• _PASSAGE_:
Kenai’s enjoyed his outside time, and a couple car rides. He romps about and stands about, and wore himself out enough to lay down and pant. Then he lays there all manly and dignified supervising my hedge trimming so it gets done right.
I’m slowly getting him used to my being out of his sight outside. I’ll go out front and come back, then do something in the backyard where he can see me. Since I can’t trust his recall, he’s stuck in the kennel while I work.
He doesn’t seem to mind that arrangement. I do, since I’d rather have him out and helping me. But that’s where we are right now. Maybe in the future I’ll have the gumption to practice recall until it overrides his chase and sniff instincts. I’m going to need help with that.
Mom hasn’t started BB’s practices, though I actually believe she might. She’s had a long talk with her doc about her depression, and that’s what’s stolen her will to even try with Beebs. Her motivation may be coming back. Yay! No one should live hunkered down and unhappy.
Mom used to be a remarkable lady. Still is, it’s just buried at the moment. She’s literally a coal miner’s daughter, one of 8 children in a Pennsylvania Dutch family. She worked her way through nursing school, and got a job as an emergency room nurse in South Philly. She signed up for Vietnam because, get this, she was bored.
Told ya she has moxy to spare! One of these days I’m gonna make good on my threat to buy her a rubber chicken, since she’s a tough old bird…grin.

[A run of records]

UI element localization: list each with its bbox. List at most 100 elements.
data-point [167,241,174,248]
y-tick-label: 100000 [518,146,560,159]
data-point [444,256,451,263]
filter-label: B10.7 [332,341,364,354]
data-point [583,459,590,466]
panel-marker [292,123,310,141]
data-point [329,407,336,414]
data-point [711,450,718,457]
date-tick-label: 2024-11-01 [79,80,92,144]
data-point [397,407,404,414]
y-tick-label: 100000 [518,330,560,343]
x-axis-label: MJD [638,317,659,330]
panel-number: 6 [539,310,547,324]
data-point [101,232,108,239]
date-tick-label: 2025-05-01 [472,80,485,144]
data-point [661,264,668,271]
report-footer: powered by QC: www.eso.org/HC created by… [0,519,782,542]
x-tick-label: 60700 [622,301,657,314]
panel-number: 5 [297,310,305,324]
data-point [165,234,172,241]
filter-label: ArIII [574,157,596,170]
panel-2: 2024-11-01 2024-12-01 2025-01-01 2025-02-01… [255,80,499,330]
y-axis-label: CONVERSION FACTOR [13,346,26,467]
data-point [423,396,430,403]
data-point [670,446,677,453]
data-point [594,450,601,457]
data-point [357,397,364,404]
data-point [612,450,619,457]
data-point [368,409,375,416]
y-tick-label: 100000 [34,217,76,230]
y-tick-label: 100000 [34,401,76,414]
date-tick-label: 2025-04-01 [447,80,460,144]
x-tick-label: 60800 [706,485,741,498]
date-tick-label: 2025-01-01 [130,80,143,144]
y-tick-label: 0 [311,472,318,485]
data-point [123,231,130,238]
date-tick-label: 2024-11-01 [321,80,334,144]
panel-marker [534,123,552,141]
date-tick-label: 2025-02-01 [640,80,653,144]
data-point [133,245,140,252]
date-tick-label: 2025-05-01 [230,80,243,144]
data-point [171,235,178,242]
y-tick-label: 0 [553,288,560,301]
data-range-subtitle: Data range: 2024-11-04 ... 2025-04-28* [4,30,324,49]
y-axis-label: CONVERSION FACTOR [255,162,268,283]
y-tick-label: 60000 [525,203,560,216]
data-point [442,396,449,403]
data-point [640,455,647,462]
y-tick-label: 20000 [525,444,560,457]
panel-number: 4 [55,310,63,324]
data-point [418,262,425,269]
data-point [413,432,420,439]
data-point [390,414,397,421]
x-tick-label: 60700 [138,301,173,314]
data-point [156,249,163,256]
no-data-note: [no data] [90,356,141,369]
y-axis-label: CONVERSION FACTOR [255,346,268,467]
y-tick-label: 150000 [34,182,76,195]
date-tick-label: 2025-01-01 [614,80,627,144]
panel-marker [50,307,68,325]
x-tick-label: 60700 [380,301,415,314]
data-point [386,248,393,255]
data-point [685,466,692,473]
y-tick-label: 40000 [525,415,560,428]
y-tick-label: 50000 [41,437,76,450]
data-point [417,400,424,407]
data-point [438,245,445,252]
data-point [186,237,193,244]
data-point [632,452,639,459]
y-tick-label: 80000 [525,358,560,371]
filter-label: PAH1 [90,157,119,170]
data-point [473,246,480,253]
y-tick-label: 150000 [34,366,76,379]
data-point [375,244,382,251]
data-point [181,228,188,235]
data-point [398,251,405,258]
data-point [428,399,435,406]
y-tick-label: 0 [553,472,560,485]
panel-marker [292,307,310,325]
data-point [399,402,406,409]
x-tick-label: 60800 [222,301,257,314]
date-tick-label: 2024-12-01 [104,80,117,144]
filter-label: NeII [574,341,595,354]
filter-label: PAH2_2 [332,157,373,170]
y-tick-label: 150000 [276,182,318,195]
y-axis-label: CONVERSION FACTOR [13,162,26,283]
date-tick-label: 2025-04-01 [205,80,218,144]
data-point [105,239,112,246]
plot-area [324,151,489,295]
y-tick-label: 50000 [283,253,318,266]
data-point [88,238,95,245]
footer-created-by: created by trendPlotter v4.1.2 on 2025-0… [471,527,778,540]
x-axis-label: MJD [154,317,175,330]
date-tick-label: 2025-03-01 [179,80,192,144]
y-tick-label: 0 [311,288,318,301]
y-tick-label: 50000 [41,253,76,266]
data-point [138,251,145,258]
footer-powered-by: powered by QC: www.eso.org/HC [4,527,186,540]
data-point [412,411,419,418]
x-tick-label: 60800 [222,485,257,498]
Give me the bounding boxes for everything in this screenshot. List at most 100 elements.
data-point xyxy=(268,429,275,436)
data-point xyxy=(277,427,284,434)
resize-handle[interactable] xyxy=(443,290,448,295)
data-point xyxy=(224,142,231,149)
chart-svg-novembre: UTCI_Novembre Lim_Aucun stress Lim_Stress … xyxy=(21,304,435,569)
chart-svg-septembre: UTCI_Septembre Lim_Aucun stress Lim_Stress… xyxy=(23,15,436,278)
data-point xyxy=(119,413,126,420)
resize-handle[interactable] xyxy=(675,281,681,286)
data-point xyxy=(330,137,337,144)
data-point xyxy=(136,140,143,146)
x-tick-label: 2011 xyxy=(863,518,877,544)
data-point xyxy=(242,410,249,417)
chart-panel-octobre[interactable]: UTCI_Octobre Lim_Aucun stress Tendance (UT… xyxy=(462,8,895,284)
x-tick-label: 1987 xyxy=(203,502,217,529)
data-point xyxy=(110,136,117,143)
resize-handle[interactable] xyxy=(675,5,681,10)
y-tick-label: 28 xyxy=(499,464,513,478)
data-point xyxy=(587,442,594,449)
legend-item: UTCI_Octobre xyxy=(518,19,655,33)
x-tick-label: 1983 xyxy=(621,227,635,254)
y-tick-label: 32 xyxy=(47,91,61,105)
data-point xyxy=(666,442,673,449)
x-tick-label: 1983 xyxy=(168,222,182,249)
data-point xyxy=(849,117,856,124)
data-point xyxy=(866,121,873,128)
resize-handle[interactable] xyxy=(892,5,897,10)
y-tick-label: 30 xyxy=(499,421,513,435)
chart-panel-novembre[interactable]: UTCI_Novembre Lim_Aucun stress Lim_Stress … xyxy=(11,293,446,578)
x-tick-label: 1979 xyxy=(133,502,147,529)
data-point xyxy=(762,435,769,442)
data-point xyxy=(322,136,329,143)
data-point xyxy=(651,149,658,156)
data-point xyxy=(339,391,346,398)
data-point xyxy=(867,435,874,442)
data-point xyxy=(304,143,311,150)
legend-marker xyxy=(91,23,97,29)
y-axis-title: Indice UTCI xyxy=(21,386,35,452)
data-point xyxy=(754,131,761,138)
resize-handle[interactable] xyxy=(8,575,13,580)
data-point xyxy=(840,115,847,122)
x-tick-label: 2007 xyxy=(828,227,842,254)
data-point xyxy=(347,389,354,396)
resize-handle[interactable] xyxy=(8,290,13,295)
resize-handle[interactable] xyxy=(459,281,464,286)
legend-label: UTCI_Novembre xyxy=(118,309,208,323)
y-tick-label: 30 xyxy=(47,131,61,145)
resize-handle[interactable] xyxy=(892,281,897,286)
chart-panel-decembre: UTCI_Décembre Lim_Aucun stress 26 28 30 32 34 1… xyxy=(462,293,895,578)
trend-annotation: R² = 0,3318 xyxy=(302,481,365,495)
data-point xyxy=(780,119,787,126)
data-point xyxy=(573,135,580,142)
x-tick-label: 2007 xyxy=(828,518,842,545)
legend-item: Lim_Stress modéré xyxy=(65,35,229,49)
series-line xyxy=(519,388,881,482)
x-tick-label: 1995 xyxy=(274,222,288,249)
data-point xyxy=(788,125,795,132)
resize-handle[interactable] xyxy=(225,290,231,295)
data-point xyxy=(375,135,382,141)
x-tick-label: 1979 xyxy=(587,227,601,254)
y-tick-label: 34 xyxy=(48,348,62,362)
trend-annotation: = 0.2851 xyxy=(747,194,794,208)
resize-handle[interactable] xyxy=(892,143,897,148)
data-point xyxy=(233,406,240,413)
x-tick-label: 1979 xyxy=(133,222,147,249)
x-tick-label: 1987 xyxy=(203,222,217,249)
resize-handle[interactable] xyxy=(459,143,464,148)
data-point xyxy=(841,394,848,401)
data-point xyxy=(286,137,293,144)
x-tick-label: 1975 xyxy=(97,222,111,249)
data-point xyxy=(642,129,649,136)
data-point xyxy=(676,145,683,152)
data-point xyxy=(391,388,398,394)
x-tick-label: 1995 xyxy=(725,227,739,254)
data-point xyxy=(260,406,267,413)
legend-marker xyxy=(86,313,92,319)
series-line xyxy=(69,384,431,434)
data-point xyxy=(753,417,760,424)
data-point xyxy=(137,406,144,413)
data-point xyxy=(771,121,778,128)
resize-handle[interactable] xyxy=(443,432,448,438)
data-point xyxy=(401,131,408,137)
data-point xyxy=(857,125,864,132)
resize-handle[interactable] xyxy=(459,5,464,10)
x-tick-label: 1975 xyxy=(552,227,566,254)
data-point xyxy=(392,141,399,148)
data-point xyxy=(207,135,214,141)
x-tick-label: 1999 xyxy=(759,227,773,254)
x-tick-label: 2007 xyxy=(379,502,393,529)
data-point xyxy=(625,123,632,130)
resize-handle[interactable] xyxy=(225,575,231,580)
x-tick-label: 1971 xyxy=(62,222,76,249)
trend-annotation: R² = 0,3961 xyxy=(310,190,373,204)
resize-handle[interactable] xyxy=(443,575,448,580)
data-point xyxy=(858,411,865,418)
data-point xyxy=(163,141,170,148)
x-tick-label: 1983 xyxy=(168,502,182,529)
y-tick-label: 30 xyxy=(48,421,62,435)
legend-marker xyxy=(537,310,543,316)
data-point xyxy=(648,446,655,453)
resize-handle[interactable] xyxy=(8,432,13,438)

• _WHAT IS BEING ASKED_:
Carry on the post about Kenai and Mom, starting right after its last sentence. The listing comes from a separate source.

• _RESULT OF THIS TASK_:
Since I haven’t put many pics of Mom up with the boys, I think I will. But don’t tell Mom: most of the them were taken in playtime, before she was “presentable”. The boys don’t care, and I don’t care if her hair wasn’t brushed, but she’s a different generation. It’s our little secret.
This was the pic that started it all…the pic where Kenai was first called “Sasquatch”, and it bloomed into “Messin with Sasquatch Time” in the Grammy bathroom. Remember this confident little turd? “Stop taking pictures, and play with me!”
Aww, BB love! Clean your ears, ma!
What ya got? Is it fun? Do it play good? We both used to fit in here, but things is gettin smaller on me!
Uh-oh, Grammy scolding…I was just havin some fun…
Oh, that was toooooo icky! Me not like that! Rub it off, I’m wet!
There’s more than snows on my nose–it all jumped on me from that tree. Who’s in there that did that?

Ha, Ha! Got ya slipper, he-he! This is my sneaky snitch face…
So that’s an introduction to Mom. With a little luck and grace, she’ll pull out of her depression and go back to having fun with the guys. That’d be just fine by me.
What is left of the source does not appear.